#### TEXT TO READ
An ancient Chinese shipwreck in the Java Sea has been found to be much older than previously thought.
The new dating places it within a vast and intricate trading network that spanned from southern China to Egypt. The story of this ship and its cargo adds color to an already fascinating world.
A Major Haul
The wreck was found in the 1980s by fishermen off the Indonesian island of Sumatra. The ship itself had long since disappeared, but its cargo remained. This included 100,000 ceramic pieces, hundreds of tons of iron, as well as ivory, resin, glass and bronze objects, and tin ingots.
Radiocarbon dating done at the time showed the ivory and resin to be from the late 13th century. By this time, the Mongol Yuan dynasty under Kublai Khan had conquered southern China, until then ruled by the Southern Song dynasty.
The center of gravity of the Mongol Empire lay in the great Eurasian Steppe. Mongol rule made the Silk Road safe for merchants to travel, allowing them to reach Europe directly by land. The flow of trade shifted northward, far from the sea-lanes of Southeast Asia, causing a decline in maritime traffic.
Which is not to say that the Chinese shipwreck would have been completely out of the ordinary. History from the ground perspective is more continuous than the grand sweep of political events.

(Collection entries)

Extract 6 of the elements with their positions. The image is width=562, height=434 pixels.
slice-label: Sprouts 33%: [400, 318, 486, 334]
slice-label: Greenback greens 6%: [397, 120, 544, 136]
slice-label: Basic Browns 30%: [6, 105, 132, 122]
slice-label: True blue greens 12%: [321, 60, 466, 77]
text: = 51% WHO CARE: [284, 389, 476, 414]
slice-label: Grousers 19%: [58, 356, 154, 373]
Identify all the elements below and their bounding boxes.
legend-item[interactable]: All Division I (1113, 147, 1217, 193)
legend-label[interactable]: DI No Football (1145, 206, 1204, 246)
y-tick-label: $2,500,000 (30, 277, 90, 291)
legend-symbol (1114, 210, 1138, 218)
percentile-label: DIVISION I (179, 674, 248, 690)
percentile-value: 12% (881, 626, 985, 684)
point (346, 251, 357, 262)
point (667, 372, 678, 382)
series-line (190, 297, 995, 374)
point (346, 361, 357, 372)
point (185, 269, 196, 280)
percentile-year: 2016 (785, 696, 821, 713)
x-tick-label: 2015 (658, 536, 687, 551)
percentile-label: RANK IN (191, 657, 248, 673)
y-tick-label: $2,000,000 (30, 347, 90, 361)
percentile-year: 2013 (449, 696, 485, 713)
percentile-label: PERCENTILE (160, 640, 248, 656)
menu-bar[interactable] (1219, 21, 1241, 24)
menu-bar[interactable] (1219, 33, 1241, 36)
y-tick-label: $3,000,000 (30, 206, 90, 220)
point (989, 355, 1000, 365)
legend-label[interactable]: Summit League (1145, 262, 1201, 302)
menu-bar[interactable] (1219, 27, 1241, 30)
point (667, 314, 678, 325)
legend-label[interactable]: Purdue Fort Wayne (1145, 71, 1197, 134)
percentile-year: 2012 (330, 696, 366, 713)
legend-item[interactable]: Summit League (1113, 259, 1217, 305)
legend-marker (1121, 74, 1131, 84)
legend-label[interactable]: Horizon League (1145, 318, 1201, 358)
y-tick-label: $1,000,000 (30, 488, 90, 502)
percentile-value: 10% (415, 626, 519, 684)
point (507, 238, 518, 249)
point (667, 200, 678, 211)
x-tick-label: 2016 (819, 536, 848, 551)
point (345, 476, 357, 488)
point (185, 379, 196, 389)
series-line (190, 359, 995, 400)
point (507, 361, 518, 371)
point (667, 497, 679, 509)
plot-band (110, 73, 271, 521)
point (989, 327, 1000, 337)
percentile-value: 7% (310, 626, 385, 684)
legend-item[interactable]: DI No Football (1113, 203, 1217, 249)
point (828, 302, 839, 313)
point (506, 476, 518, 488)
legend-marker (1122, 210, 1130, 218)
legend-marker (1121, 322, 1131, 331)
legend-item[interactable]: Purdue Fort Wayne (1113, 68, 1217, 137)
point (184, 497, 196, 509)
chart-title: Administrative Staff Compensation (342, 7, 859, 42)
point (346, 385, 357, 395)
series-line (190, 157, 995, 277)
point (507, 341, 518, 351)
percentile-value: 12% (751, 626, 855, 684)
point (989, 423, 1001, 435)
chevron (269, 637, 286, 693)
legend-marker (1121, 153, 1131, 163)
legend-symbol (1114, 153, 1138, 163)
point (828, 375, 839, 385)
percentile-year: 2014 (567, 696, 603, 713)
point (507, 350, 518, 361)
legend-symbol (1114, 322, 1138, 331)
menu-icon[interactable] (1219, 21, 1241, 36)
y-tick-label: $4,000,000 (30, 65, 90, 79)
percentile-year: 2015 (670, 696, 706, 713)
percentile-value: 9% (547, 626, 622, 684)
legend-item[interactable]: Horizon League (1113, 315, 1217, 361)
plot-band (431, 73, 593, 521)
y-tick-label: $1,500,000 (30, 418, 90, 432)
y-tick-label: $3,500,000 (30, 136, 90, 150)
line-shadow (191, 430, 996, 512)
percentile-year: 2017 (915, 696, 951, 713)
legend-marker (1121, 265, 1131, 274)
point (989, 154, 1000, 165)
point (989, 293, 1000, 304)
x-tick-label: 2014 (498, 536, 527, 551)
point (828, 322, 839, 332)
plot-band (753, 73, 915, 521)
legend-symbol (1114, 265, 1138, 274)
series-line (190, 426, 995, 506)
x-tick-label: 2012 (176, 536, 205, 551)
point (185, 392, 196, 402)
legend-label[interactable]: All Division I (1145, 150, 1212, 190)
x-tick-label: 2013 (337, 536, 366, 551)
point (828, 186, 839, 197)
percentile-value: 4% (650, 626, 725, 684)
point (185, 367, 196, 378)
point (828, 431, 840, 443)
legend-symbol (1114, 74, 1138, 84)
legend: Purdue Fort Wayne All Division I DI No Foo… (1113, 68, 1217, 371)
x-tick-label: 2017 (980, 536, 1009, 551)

#### WHAT TO PRODUCE
Could you pick up the article on the Java Sea shipwreck after its final sentence and carry it forward?

#### EXERCISE RESULT
But it turned out there was more to the story.
One small detail bothered one of the researchers:
The ship was carrying ceramics marked with an inscription that might indicate they were made in Jianning Fu, a government district in China. But after the invasion of the Mongols around 1278, the area was reclassified as Jianning Lu. The slight change in the name tipped [archaeologist Lisa] Niziolek and her colleagues off that the shipwreck may have occurred earlier than the late 1200s, as early as 1162.
This prompted further investigation. Samples were analyzed using more modern radiocarbon dating techniques. The results showed the shipwreck to be older than previously believed, as early as 1162.
The new date fits our understanding of Song-era maritime trade much better. What did this picture look like?
Portrait of a Voyage
The Chinese shipwreck leaves many clues as to where the ship had been and where it was going. It tells a fascinating story, not just of the voyage itself but of the world in which it took place.
Fortunately, we have a rich backdrop in which to place this voyage. This is in large part thanks to the work of a contemporary Song official.
The Zhu Fan Zhi
The port of Quanzhou, a likely point of origin for the ship, was by then the biggest in Song China. It was a major emporium for Chinese exports and imports from around the world.
There lived in Quanzhou at the time a man named Zhao Rugua, who was a supervisor of maritime trade. He spoke with many merchants and sailors in the course of his duties, and often asked them about their travels. After many years of this, he compiled their stories into an extensive account of foreign lands, called the Zhu Fan Zhi. This detailed the peoples who lived there and the goods they produced (and can be read online here).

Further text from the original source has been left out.